• Exercise details:
In the data below, find every line with the string "text" and pull it out.

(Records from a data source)
###

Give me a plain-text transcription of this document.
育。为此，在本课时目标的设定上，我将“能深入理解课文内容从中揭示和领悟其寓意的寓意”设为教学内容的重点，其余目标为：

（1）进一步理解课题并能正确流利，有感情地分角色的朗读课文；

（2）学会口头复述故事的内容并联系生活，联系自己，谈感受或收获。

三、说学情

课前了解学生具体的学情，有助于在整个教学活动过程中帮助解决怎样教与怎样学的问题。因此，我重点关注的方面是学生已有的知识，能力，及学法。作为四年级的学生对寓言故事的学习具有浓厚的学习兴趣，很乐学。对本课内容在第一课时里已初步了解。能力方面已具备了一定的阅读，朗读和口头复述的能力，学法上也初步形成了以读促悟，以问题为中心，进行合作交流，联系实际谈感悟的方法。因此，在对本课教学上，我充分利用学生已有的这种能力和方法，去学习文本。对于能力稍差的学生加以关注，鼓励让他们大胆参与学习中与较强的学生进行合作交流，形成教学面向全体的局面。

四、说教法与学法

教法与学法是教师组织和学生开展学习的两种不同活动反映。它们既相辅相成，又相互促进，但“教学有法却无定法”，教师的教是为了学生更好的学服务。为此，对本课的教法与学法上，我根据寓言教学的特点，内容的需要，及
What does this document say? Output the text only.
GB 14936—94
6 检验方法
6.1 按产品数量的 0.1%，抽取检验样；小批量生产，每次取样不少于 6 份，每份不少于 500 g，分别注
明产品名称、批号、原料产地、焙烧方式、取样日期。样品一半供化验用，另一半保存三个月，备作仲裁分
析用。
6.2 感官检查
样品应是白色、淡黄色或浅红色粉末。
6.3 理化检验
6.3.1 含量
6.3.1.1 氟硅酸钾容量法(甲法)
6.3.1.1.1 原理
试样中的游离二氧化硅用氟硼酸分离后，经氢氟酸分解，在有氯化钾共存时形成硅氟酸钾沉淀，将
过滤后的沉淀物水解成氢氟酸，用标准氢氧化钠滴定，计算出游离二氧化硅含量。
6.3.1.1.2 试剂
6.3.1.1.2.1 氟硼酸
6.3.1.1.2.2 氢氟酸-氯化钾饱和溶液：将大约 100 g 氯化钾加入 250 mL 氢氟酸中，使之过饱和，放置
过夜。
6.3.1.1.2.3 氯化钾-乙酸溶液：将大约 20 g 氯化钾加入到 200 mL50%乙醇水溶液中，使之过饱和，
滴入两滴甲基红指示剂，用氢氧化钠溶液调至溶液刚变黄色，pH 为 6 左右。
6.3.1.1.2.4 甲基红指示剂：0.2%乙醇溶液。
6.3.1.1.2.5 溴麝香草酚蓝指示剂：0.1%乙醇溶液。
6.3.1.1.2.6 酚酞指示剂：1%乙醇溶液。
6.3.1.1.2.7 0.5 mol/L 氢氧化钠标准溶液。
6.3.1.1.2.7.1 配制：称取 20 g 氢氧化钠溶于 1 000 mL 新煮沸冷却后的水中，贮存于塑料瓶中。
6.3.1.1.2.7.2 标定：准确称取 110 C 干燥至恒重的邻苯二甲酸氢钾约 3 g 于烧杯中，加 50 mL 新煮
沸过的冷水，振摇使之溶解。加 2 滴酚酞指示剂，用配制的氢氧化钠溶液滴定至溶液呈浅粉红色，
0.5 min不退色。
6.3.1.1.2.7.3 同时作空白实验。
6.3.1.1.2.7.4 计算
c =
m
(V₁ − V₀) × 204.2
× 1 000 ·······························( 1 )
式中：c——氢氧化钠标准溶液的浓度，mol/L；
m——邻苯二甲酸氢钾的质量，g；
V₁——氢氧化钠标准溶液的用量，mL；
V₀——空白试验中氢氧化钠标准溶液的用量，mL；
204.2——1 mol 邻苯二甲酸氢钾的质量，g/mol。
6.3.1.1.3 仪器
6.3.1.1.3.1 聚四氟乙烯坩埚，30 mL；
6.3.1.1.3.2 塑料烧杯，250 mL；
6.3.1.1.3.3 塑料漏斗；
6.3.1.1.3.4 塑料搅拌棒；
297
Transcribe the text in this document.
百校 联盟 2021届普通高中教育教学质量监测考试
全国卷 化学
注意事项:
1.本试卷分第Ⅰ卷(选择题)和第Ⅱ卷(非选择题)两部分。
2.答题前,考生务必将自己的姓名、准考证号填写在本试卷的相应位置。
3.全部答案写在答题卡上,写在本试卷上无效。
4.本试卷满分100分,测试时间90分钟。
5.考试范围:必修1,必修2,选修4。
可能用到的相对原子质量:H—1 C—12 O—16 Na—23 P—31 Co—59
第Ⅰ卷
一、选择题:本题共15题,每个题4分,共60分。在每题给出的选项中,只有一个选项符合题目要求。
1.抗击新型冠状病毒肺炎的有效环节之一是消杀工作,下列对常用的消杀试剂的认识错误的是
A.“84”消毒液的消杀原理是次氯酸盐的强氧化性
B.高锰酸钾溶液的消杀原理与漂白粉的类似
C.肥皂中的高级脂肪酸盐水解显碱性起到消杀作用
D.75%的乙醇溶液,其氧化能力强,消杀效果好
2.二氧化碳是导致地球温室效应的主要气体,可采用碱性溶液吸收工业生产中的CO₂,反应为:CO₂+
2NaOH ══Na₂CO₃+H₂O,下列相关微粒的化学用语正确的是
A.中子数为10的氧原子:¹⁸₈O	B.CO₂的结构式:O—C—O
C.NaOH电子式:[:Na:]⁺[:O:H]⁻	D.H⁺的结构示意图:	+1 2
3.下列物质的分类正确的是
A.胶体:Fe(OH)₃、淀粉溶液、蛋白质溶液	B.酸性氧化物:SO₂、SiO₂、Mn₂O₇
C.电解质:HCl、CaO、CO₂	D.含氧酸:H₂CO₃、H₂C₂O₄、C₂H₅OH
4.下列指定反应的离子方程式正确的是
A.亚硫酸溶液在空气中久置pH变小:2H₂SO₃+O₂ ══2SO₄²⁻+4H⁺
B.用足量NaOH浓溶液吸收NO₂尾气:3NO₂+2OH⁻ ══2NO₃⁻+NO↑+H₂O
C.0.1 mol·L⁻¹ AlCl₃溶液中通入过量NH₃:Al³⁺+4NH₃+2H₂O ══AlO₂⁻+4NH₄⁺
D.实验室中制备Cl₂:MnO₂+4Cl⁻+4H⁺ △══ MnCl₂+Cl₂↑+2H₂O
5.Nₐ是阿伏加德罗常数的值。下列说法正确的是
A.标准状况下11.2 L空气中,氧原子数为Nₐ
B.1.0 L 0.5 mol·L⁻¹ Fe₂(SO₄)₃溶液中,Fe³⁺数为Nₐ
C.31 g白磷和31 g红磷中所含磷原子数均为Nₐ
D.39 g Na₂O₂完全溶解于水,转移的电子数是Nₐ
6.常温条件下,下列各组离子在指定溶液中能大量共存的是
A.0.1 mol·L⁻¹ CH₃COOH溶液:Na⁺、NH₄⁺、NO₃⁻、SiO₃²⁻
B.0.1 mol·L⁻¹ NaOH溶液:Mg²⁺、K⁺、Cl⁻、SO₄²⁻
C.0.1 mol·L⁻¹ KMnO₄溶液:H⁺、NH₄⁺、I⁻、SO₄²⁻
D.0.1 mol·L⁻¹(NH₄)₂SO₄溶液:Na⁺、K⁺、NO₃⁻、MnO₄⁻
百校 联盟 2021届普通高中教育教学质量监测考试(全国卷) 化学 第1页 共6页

###

• Task answer:
Give me a plain-text transcription of this document.
What does this document say? Output the text only.
Transcribe the text in this document.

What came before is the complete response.